> **STATED TASK**: Below is some material; transcribe all of it exactly.

═════ TASK INPUT

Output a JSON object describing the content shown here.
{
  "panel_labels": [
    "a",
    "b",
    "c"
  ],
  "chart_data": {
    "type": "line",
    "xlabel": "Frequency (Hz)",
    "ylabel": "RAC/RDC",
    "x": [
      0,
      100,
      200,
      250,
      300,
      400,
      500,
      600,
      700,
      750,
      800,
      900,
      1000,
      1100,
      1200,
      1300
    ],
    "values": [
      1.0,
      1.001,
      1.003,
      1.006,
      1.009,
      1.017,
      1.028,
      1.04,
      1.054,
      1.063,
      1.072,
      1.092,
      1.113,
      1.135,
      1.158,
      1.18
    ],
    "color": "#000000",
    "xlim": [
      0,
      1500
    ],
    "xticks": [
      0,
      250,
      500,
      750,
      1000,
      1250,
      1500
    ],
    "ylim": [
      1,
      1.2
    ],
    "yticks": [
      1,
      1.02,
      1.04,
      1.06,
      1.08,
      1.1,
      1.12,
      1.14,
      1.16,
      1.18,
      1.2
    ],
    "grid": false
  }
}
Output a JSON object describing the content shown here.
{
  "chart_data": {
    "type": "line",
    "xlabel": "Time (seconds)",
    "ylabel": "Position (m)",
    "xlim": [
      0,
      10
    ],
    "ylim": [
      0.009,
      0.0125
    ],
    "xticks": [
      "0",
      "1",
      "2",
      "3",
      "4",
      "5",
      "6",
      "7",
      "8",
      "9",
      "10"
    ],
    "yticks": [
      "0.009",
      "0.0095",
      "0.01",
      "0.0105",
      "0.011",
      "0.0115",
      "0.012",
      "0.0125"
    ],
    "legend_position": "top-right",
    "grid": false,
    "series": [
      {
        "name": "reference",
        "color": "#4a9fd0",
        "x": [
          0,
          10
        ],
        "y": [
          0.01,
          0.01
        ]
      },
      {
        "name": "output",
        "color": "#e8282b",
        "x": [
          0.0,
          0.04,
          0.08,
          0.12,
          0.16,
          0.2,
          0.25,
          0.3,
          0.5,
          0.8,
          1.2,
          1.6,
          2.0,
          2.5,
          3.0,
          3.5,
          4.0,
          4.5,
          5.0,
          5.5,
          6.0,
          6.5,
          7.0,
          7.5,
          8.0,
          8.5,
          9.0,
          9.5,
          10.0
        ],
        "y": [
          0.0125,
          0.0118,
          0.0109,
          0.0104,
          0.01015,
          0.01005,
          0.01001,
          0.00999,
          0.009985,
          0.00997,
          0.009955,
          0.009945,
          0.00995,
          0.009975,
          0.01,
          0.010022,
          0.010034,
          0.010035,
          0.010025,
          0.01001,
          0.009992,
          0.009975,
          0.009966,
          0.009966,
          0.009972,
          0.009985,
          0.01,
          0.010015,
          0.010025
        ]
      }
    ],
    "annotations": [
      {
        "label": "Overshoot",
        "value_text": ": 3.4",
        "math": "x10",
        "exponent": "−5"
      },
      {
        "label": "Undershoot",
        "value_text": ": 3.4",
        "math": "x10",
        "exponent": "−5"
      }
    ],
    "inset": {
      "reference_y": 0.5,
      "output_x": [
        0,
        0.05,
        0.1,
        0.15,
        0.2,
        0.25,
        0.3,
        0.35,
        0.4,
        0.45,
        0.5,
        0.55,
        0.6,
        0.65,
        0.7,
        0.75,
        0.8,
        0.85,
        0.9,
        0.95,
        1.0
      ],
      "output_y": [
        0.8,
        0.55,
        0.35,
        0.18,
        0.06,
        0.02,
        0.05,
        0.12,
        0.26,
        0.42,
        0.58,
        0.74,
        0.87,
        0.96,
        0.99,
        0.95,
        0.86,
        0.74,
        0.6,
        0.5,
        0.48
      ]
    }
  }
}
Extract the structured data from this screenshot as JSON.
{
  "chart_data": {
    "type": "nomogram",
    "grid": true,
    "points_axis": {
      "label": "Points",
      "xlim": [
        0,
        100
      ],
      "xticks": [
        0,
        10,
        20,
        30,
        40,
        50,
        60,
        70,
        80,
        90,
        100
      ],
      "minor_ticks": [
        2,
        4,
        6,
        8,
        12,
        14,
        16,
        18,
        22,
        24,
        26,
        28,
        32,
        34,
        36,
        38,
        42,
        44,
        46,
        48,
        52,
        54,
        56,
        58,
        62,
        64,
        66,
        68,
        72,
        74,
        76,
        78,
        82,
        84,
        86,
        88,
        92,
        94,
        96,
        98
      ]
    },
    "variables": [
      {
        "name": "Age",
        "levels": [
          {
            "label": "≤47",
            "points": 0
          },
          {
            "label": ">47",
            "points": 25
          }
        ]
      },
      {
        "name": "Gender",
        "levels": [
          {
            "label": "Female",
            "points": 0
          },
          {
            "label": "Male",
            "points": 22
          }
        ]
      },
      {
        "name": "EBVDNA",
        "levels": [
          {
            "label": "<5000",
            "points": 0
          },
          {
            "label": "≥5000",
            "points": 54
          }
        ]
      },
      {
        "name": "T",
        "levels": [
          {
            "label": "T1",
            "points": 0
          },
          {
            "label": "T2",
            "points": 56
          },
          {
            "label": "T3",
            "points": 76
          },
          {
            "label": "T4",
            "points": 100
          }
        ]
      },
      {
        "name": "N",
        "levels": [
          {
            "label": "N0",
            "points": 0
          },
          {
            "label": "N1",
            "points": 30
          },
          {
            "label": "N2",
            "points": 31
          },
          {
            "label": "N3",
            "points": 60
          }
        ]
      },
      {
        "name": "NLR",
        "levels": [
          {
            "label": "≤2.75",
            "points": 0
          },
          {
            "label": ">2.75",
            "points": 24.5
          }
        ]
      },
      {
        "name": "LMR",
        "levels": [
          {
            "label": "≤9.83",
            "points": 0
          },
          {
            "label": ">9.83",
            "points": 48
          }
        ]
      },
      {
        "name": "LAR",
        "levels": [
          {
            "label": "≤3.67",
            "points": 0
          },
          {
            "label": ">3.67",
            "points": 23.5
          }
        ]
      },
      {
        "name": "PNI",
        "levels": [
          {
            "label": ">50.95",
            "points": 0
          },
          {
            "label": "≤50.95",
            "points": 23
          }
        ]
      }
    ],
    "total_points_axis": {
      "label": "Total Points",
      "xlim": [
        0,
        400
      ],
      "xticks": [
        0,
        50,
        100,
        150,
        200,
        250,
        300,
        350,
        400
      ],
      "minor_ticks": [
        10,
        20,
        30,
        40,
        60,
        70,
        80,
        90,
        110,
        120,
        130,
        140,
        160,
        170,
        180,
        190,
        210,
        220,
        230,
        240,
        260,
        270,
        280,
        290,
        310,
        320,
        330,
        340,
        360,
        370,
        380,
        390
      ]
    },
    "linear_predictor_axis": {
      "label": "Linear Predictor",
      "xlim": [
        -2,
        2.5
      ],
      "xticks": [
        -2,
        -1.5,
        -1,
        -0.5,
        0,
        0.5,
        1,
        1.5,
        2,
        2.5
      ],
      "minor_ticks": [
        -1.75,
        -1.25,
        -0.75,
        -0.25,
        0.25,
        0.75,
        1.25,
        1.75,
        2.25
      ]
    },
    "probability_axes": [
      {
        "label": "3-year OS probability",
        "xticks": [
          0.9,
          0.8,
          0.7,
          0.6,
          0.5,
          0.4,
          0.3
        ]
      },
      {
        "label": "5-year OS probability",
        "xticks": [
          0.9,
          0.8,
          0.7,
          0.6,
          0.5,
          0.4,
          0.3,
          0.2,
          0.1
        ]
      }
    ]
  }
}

══════════

> **RESULT FOR THIS TASK**:
Output a JSON object describing the content shown here.
{
  "panel_labels": [
    "a",
    "b",
    "c"
  ],
  "chart_data": {
    "type": "line",
    "xlabel": "Frequency (Hz)",
    "ylabel": "RAC/RDC",
    "x": [
      0,
      100,
      200,
      250,
      300,
      400,
      500,
      600,
      700,
      750,
      800,
      900,
      1000,
      1100,
      1200,
      1300
    ],
    "values": [
      1.0,
      1.001,
      1.003,
      1.006,
      1.009,
      1.017,
      1.028,
      1.04,
      1.054,
      1.063,
      1.072,
      1.092,
      1.113,
      1.135,
      1.158,
      1.18
    ],
    "color": "#000000",
    "xlim": [
      0,
      1500
    ],
    "xticks": [
      0,
      250,
      500,
      750,
      1000,
      1250,
      1500
    ],
    "ylim": [
      1,
      1.2
    ],
    "yticks": [
      1,
      1.02,
      1.04,
      1.06,
      1.08,
      1.1,
      1.12,
      1.14,
      1.16,
      1.18,
      1.2
    ],
    "grid": false
  }
}
Output a JSON object describing the content shown here.
{
  "chart_data": {
    "type": "line",
    "xlabel": "Time (seconds)",
    "ylabel": "Position (m)",
    "xlim": [
      0,
      10
    ],
    "ylim": [
      0.009,
      0.0125
    ],
    "xticks": [
      "0",
      "1",
      "2",
      "3",
      "4",
      "5",
      "6",
      "7",
      "8",
      "9",
      "10"
    ],
    "yticks": [
      "0.009",
      "0.0095",
      "0.01",
      "0.0105",
      "0.011",
      "0.0115",
      "0.012",
      "0.0125"
    ],
    "legend_position": "top-right",
    "grid": false,
    "series": [
      {
        "name": "reference",
        "color": "#4a9fd0",
        "x": [
          0,
          10
        ],
        "y": [
          0.01,
          0.01
        ]
      },
      {
        "name": "output",
        "color": "#e8282b",
        "x": [
          0.0,
          0.04,
          0.08,
          0.12,
          0.16,
          0.2,
          0.25,
          0.3,
          0.5,
          0.8,
          1.2,
          1.6,
          2.0,
          2.5,
          3.0,
          3.5,
          4.0,
          4.5,
          5.0,
          5.5,
          6.0,
          6.5,
          7.0,
          7.5,
          8.0,
          8.5,
          9.0,
          9.5,
          10.0
        ],
        "y": [
          0.0125,
          0.0118,
          0.0109,
          0.0104,
          0.01015,
          0.01005,
          0.01001,
          0.00999,
          0.009985,
          0.00997,
          0.009955,
          0.009945,
          0.00995,
          0.009975,
          0.01,
          0.010022,
          0.010034,
          0.010035,
          0.010025,
          0.01001,
          0.009992,
          0.009975,
          0.009966,
          0.009966,
          0.009972,
          0.009985,
          0.01,
          0.010015,
          0.010025
        ]
      }
    ],
    "annotations": [
      {
        "label": "Overshoot",
        "value_text": ": 3.4",
        "math": "x10",
        "exponent": "−5"
      },
      {
        "label": "Undershoot",
        "value_text": ": 3.4",
        "math": "x10",
        "exponent": "−5"
      }
    ],
    "inset": {
      "reference_y": 0.5,
      "output_x": [
        0,
        0.05,
        0.1,
        0.15,
        0.2,
        0.25,
        0.3,
        0.35,
        0.4,
        0.45,
        0.5,
        0.55,
        0.6,
        0.65,
        0.7,
        0.75,
        0.8,
        0.85,
        0.9,
        0.95,
        1.0
      ],
      "output_y": [
        0.8,
        0.55,
        0.35,
        0.18,
        0.06,
        0.02,
        0.05,
        0.12,
        0.26,
        0.42,
        0.58,
        0.74,
        0.87,
        0.96,
        0.99,
        0.95,
        0.86,
        0.74,
        0.6,
        0.5,
        0.48
      ]
    }
  }
}
Extract the structured data from this screenshot as JSON.
{
  "chart_data": {
    "type": "nomogram",
    "grid": true,
    "points_axis": {
      "label": "Points",
      "xlim": [
        0,
        100
      ],
      "xticks": [
        0,
        10,
        20,
        30,
        40,
        50,
        60,
        70,
        80,
        90,
        100
      ],
      "minor_ticks": [
        2,
        4,
        6,
        8,
        12,
        14,
        16,
        18,
        22,
        24,
        26,
        28,
        32,
        34,
        36,
        38,
        42,
        44,
        46,
        48,
        52,
        54,
        56,
        58,
        62,
        64,
        66,
        68,
        72,
        74,
        76,
        78,
        82,
        84,
        86,
        88,
        92,
        94,
        96,
        98
      ]
    },
    "variables": [
      {
        "name": "Age",
        "levels": [
          {
            "label": "≤47",
            "points": 0
          },
          {
            "label": ">47",
            "points": 25
          }
        ]
      },
      {
        "name": "Gender",
        "levels": [
          {
            "label": "Female",
            "points": 0
          },
          {
            "label": "Male",
            "points": 22
          }
        ]
      },
      {
        "name": "EBVDNA",
        "levels": [
          {
            "label": "<5000",
            "points": 0
          },
          {
            "label": "≥5000",
            "points": 54
          }
        ]
      },
      {
        "name": "T",
        "levels": [
          {
            "label": "T1",
            "points": 0
          },
          {
            "label": "T2",
            "points": 56
          },
          {
            "label": "T3",
            "points": 76
          },
          {
            "label": "T4",
            "points": 100
          }
        ]
      },
      {
        "name": "N",
        "levels": [
          {
            "label": "N0",
            "points": 0
          },
          {
            "label": "N1",
            "points": 30
          },
          {
            "label": "N2",
            "points": 31
          },
          {
            "label": "N3",
            "points": 60
          }
        ]
      },
      {
        "name": "NLR",
        "levels": [
          {
            "label": "≤2.75",
            "points": 0
          },
          {
            "label": ">2.75",
            "points": 24.5
          }
        ]
      },
      {
        "name": "LMR",
        "levels": [
          {
            "label": "≤9.83",
            "points": 0
          },
          {
            "label": ">9.83",
            "points": 48
          }
        ]
      },
      {
        "name": "LAR",
        "levels": [
          {
            "label": "≤3.67",
            "points": 0
          },
          {
            "label": ">3.67",
            "points": 23.5
          }
        ]
      },
      {
        "name": "PNI",
        "levels": [
          {
            "label": ">50.95",
            "points": 0
          },
          {
            "label": "≤50.95",
            "points": 23
          }
        ]
      }
    ],
    "total_points_axis": {
      "label": "Total Points",
      "xlim": [
        0,
        400
      ],
      "xticks": [
        0,
        50,
        100,
        150,
        200,
        250,
        300,
        350,
        400
      ],
      "minor_ticks": [
        10,
        20,
        30,
        40,
        60,
        70,
        80,
        90,
        110,
        120,
        130,
        140,
        160,
        170,
        180,
        190,
        210,
        220,
        230,
        240,
        260,
        270,
        280,
        290,
        310,
        320,
        330,
        340,
        360,
        370,
        380,
        390
      ]
    },
    "linear_predictor_axis": {
      "label": "Linear Predictor",
      "xlim": [
        -2,
        2.5
      ],
      "xticks": [
        -2,
        -1.5,
        -1,
        -0.5,
        0,
        0.5,
        1,
        1.5,
        2,
        2.5
      ],
      "minor_ticks": [
        -1.75,
        -1.25,
        -0.75,
        -0.25,
        0.25,
        0.75,
        1.25,
        1.75,
        2.25
      ]
    },
    "probability_axes": [
      {
        "label": "3-year OS probability",
        "xticks": [
          0.9,
          0.8,
          0.7,
          0.6,
          0.5,
          0.4,
          0.3
        ]
      },
      {
        "label": "5-year OS probability",
        "xticks": [
          0.9,
          0.8,
          0.7,
          0.6,
          0.5,
          0.4,
          0.3,
          0.2,
          0.1
        ]
      }
    ]
  }
}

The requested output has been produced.